Thunder Bay

Newcomers can 'no longer find products' previously available at the Real Canadian Superstore

It's been a few months since the international aisle at the Real Canadian Superstore in Thunder Bay, Ont., made some noticeable changes — ones that have had "negative effects" on some newcomers to Canada, according to a teacher at the Thunder Bay Multicultural Association.
The international aisle at Real Canadian Superstore in Thunder Bay has made some noticeable changes over the last few months. (Christina Jung / CBC)

It's been a few months since the international aisle at the Real Canadian Superstore in Thunder Bay, Ont., made some noticeable changes  — ones that have had "negative effects" on some newcomers to Canada, according to a teacher at the Thunder Bay Multicultural Association.

The retail giant has stopped carrying a number of international products that were previously available; for example, red pepper paste.

A variety of different kinds of red pepper paste were available at the Real Canadian Superstore in Thunder Bay before the change. (Submitted by Khalil Ali)

"The students have mentioned that they can no longer find products that they were previously able to find in the Superstore and they do try to go elsewhere to look for the product, but aren't always successful," said KaeDee Stein, a teacher in the multicultural association's Language Instruction for Newcomers to Canada school.

Stein teaches English to newcomers, immigrants and refugees who come to Canada with "no English language knowledge," and know very little about their new home. She added that it's "unfortunate" that the Superstore, a division of Loblaw Companies Limited, no longer carries a lot of the products that the newcomers she teaches were previously able to find.

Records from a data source
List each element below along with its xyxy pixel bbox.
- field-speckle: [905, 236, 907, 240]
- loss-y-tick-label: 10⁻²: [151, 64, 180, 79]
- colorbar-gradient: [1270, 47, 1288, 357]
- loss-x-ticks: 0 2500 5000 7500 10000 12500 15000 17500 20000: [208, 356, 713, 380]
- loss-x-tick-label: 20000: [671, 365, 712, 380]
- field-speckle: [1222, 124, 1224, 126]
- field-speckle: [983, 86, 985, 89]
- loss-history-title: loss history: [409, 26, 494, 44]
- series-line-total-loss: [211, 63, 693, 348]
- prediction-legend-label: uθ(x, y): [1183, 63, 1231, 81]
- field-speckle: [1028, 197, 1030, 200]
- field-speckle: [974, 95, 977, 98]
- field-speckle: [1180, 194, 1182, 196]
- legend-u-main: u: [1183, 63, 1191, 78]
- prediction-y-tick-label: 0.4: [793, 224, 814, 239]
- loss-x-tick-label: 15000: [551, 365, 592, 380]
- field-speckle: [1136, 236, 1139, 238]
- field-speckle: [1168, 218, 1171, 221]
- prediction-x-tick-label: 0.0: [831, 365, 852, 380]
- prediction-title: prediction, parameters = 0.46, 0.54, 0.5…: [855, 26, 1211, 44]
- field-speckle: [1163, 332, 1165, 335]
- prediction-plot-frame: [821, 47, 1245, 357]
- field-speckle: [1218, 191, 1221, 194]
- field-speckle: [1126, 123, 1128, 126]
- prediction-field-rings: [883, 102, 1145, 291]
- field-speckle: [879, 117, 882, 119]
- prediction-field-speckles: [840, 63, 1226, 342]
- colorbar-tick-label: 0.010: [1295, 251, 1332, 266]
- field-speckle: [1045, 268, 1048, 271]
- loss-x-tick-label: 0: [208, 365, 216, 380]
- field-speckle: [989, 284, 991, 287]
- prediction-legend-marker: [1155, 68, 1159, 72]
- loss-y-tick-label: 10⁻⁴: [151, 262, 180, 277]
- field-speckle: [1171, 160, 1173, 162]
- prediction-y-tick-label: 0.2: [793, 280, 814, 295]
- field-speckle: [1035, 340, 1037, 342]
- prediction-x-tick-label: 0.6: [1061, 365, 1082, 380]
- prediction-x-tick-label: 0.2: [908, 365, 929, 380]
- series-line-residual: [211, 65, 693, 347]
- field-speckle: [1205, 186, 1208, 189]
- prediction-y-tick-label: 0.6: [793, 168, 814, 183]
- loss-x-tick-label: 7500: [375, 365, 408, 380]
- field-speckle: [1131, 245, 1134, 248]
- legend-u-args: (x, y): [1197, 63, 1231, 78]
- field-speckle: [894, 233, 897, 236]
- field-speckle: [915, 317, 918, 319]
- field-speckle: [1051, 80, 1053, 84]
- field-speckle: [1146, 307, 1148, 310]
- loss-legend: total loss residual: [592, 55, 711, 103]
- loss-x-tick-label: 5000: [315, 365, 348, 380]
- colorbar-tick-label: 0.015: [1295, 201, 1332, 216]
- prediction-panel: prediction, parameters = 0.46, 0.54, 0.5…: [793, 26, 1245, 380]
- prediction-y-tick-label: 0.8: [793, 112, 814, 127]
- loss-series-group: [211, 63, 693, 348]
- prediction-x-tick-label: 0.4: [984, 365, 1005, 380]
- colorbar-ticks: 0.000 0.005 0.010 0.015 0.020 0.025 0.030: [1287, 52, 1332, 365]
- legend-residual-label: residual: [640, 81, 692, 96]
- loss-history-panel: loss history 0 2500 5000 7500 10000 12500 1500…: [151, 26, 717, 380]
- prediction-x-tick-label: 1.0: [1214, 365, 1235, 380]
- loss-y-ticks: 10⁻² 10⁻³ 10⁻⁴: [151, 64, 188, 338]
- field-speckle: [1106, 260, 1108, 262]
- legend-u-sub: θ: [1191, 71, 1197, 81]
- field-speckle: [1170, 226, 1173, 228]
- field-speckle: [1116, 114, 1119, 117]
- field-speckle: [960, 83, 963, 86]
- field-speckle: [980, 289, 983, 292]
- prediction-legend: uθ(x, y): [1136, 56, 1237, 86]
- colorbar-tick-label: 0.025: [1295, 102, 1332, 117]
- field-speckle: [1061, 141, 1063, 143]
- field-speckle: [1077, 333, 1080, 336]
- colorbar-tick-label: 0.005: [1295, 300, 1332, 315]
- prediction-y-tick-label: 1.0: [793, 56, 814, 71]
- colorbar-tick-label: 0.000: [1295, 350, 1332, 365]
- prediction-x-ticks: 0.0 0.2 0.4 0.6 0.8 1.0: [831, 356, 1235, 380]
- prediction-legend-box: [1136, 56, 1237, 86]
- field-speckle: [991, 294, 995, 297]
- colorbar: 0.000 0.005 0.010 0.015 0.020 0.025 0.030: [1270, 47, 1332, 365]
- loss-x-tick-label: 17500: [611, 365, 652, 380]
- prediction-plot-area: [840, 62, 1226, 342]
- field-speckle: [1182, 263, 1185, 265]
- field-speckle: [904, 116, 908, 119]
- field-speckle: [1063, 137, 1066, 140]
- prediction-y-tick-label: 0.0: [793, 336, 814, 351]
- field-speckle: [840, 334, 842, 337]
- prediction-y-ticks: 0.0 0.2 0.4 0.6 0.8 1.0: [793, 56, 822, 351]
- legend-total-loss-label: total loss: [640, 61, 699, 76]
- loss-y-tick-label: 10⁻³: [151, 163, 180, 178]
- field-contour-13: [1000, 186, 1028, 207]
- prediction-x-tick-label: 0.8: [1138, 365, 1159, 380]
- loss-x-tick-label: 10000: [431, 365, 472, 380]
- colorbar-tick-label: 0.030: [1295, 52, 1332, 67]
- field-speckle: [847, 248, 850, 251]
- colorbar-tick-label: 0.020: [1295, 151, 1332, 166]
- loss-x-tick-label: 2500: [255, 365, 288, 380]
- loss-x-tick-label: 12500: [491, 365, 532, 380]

- _Work to be completed_: From the article about the international aisle at the Thunder Bay Superstore, quote the passage starting at "Newcomers can 'no" and ending at "Jung / CBC)".

- _Solution for this exercise_:
Newcomers can 'no longer find products' previously available at the Real Canadian Superstore

It's been a few months since the international aisle at the Real Canadian Superstore in Thunder Bay, Ont., made some noticeable changes — ones that have had "negative effects" on some newcomers to Canada, according to a teacher at the Thunder Bay Multicultural Association.
The international aisle at Real Canadian Superstore in Thunder Bay has made some noticeable changes over the last few months. (Christina Jung / CBC)